*Input data*.
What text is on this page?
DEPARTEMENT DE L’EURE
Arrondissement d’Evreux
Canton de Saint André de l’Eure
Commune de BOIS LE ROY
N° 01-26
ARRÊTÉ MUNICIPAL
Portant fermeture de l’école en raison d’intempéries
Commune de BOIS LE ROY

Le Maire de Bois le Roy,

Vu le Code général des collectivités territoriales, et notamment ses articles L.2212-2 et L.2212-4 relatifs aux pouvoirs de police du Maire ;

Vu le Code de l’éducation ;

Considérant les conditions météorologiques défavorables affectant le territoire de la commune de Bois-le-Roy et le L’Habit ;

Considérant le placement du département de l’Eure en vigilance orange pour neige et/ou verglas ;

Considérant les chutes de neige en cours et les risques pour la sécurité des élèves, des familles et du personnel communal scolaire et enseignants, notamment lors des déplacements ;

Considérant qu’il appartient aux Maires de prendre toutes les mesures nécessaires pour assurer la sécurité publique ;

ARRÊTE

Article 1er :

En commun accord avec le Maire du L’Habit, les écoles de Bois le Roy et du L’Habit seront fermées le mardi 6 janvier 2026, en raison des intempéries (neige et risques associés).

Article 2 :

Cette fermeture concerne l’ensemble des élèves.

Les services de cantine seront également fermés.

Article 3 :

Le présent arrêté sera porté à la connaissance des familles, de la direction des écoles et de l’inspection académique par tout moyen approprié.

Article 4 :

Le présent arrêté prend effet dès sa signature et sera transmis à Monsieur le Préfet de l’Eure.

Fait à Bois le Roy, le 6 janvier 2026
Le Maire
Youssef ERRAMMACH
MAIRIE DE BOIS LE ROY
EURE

*Given exercise*. Extract all of the data shown above without alteration.

*Output of the task*.
What text is on this page?
DEPARTEMENT DE L’EURE
Arrondissement d’Evreux
Canton de Saint André de l’Eure
Commune de BOIS LE ROY
N° 01-26
ARRÊTÉ MUNICIPAL
Portant fermeture de l’école en raison d’intempéries
Commune de BOIS LE ROY

Le Maire de Bois le Roy,

Vu le Code général des collectivités territoriales, et notamment ses articles L.2212-2 et L.2212-4 relatifs aux pouvoirs de police du Maire ;

Vu le Code de l’éducation ;

Considérant les conditions météorologiques défavorables affectant le territoire de la commune de Bois-le-Roy et le L’Habit ;

Considérant le placement du département de l’Eure en vigilance orange pour neige et/ou verglas ;

Considérant les chutes de neige en cours et les risques pour la sécurité des élèves, des familles et du personnel communal scolaire et enseignants, notamment lors des déplacements ;

Considérant qu’il appartient aux Maires de prendre toutes les mesures nécessaires pour assurer la sécurité publique ;

ARRÊTE

Article 1er :

En commun accord avec le Maire du L’Habit, les écoles de Bois le Roy et du L’Habit seront fermées le mardi 6 janvier 2026, en raison des intempéries (neige et risques associés).

Article 2 :

Cette fermeture concerne l’ensemble des élèves.

Les services de cantine seront également fermés.

Article 3 :

Le présent arrêté sera porté à la connaissance des familles, de la direction des écoles et de l’inspection académique par tout moyen approprié.

Article 4 :

Le présent arrêté prend effet dès sa signature et sera transmis à Monsieur le Préfet de l’Eure.

Fait à Bois le Roy, le 6 janvier 2026
Le Maire
Youssef ERRAMMACH
MAIRIE DE BOIS LE ROY
EURE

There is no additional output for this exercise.